[SUPPLIED RECORDS]:

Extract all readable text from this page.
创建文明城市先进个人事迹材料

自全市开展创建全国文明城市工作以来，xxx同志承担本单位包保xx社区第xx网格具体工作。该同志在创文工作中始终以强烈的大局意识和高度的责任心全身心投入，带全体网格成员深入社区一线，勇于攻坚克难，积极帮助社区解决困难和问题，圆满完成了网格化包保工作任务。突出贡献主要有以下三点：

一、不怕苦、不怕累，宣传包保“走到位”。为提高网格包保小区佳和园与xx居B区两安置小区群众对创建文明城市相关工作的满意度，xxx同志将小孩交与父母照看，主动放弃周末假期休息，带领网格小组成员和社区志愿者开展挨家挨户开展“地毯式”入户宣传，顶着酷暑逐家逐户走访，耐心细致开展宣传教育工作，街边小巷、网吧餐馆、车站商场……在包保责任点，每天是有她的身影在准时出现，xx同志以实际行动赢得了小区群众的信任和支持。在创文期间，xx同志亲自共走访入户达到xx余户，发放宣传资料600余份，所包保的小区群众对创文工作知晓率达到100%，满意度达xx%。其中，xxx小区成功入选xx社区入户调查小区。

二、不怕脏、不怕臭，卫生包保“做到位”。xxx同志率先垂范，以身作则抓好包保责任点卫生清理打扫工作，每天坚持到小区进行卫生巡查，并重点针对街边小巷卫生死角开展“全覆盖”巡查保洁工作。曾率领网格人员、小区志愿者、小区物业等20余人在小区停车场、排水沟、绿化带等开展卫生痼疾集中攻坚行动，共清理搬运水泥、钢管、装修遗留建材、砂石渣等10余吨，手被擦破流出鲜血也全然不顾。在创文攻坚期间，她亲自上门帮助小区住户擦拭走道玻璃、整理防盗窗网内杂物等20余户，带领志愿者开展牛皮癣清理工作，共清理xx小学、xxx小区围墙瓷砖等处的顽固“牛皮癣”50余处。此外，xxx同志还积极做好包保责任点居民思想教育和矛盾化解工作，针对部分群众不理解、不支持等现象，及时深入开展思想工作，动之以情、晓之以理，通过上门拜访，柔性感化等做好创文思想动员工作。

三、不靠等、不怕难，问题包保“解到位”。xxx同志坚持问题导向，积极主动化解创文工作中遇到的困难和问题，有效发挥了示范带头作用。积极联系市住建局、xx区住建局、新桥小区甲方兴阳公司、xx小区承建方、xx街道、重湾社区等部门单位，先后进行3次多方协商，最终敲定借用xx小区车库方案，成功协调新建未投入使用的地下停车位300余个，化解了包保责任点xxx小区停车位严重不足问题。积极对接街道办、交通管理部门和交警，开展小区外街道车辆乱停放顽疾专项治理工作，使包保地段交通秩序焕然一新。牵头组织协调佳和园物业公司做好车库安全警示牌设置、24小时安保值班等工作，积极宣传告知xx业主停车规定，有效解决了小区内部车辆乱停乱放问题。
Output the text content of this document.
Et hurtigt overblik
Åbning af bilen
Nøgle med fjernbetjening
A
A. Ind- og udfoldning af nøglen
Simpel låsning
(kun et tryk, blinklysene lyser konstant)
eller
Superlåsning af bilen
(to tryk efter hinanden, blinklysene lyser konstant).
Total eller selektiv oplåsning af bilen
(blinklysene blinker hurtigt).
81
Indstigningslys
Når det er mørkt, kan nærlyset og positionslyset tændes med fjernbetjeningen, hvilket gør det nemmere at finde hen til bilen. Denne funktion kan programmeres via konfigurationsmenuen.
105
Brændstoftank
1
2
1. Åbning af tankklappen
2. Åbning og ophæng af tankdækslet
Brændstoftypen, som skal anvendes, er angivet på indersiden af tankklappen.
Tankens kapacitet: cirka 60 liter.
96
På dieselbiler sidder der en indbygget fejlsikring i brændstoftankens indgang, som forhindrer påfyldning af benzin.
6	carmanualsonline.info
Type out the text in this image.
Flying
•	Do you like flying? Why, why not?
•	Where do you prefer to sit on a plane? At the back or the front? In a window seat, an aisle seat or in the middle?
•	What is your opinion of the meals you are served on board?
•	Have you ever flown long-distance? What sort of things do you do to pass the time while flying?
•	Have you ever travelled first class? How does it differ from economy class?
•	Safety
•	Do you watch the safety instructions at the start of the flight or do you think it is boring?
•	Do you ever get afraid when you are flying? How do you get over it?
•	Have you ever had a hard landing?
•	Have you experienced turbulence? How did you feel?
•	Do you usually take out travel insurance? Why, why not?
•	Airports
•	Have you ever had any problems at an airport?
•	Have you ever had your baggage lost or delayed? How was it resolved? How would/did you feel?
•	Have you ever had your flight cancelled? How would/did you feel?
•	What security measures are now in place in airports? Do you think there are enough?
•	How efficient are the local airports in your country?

[EXERCISE GOAL]: Return the whole listing exactly, with every line included.

[TASK RESULT]:
Extract all readable text from this page.
创建文明城市先进个人事迹材料

自全市开展创建全国文明城市工作以来，xxx同志承担本单位包保xx社区第xx网格具体工作。该同志在创文工作中始终以强烈的大局意识和高度的责任心全身心投入，带全体网格成员深入社区一线，勇于攻坚克难，积极帮助社区解决困难和问题，圆满完成了网格化包保工作任务。突出贡献主要有以下三点：

一、不怕苦、不怕累，宣传包保“走到位”。为提高网格包保小区佳和园与xx居B区两安置小区群众对创建文明城市相关工作的满意度，xxx同志将小孩交与父母照看，主动放弃周末假期休息，带领网格小组成员和社区志愿者开展挨家挨户开展“地毯式”入户宣传，顶着酷暑逐家逐户走访，耐心细致开展宣传教育工作，街边小巷、网吧餐馆、车站商场……在包保责任点，每天是有她的身影在准时出现，xx同志以实际行动赢得了小区群众的信任和支持。在创文期间，xx同志亲自共走访入户达到xx余户，发放宣传资料600余份，所包保的小区群众对创文工作知晓率达到100%，满意度达xx%。其中，xxx小区成功入选xx社区入户调查小区。

二、不怕脏、不怕臭，卫生包保“做到位”。xxx同志率先垂范，以身作则抓好包保责任点卫生清理打扫工作，每天坚持到小区进行卫生巡查，并重点针对街边小巷卫生死角开展“全覆盖”巡查保洁工作。曾率领网格人员、小区志愿者、小区物业等20余人在小区停车场、排水沟、绿化带等开展卫生痼疾集中攻坚行动，共清理搬运水泥、钢管、装修遗留建材、砂石渣等10余吨，手被擦破流出鲜血也全然不顾。在创文攻坚期间，她亲自上门帮助小区住户擦拭走道玻璃、整理防盗窗网内杂物等20余户，带领志愿者开展牛皮癣清理工作，共清理xx小学、xxx小区围墙瓷砖等处的顽固“牛皮癣”50余处。此外，xxx同志还积极做好包保责任点居民思想教育和矛盾化解工作，针对部分群众不理解、不支持等现象，及时深入开展思想工作，动之以情、晓之以理，通过上门拜访，柔性感化等做好创文思想动员工作。

三、不靠等、不怕难，问题包保“解到位”。xxx同志坚持问题导向，积极主动化解创文工作中遇到的困难和问题，有效发挥了示范带头作用。积极联系市住建局、xx区住建局、新桥小区甲方兴阳公司、xx小区承建方、xx街道、重湾社区等部门单位，先后进行3次多方协商，最终敲定借用xx小区车库方案，成功协调新建未投入使用的地下停车位300余个，化解了包保责任点xxx小区停车位严重不足问题。积极对接街道办、交通管理部门和交警，开展小区外街道车辆乱停放顽疾专项治理工作，使包保地段交通秩序焕然一新。牵头组织协调佳和园物业公司做好车库安全警示牌设置、24小时安保值班等工作，积极宣传告知xx业主停车规定，有效解决了小区内部车辆乱停乱放问题。
Output the text content of this document.
Et hurtigt overblik
Åbning af bilen
Nøgle med fjernbetjening
A
A. Ind- og udfoldning af nøglen
Simpel låsning
(kun et tryk, blinklysene lyser konstant)
eller
Superlåsning af bilen
(to tryk efter hinanden, blinklysene lyser konstant).
Total eller selektiv oplåsning af bilen
(blinklysene blinker hurtigt).
81
Indstigningslys
Når det er mørkt, kan nærlyset og positionslyset tændes med fjernbetjeningen, hvilket gør det nemmere at finde hen til bilen. Denne funktion kan programmeres via konfigurationsmenuen.
105
Brændstoftank
1
2
1. Åbning af tankklappen
2. Åbning og ophæng af tankdækslet
Brændstoftypen, som skal anvendes, er angivet på indersiden af tankklappen.
Tankens kapacitet: cirka 60 liter.
96
På dieselbiler sidder der en indbygget fejlsikring i brændstoftankens indgang, som forhindrer påfyldning af benzin.
6	carmanualsonline.info
Type out the text in this image.
Flying
•	Do you like flying? Why, why not?
•	Where do you prefer to sit on a plane? At the back or the front? In a window seat, an aisle seat or in the middle?
•	What is your opinion of the meals you are served on board?
•	Have you ever flown long-distance? What sort of things do you do to pass the time while flying?
•	Have you ever travelled first class? How does it differ from economy class?
•	Safety
•	Do you watch the safety instructions at the start of the flight or do you think it is boring?
•	Do you ever get afraid when you are flying? How do you get over it?
•	Have you ever had a hard landing?
•	Have you experienced turbulence? How did you feel?
•	Do you usually take out travel insurance? Why, why not?
•	Airports
•	Have you ever had any problems at an airport?
•	Have you ever had your baggage lost or delayed? How was it resolved? How would/did you feel?
•	Have you ever had your flight cancelled? How would/did you feel?
•	What security measures are now in place in airports? Do you think there are enough?
•	How efficient are the local airports in your country?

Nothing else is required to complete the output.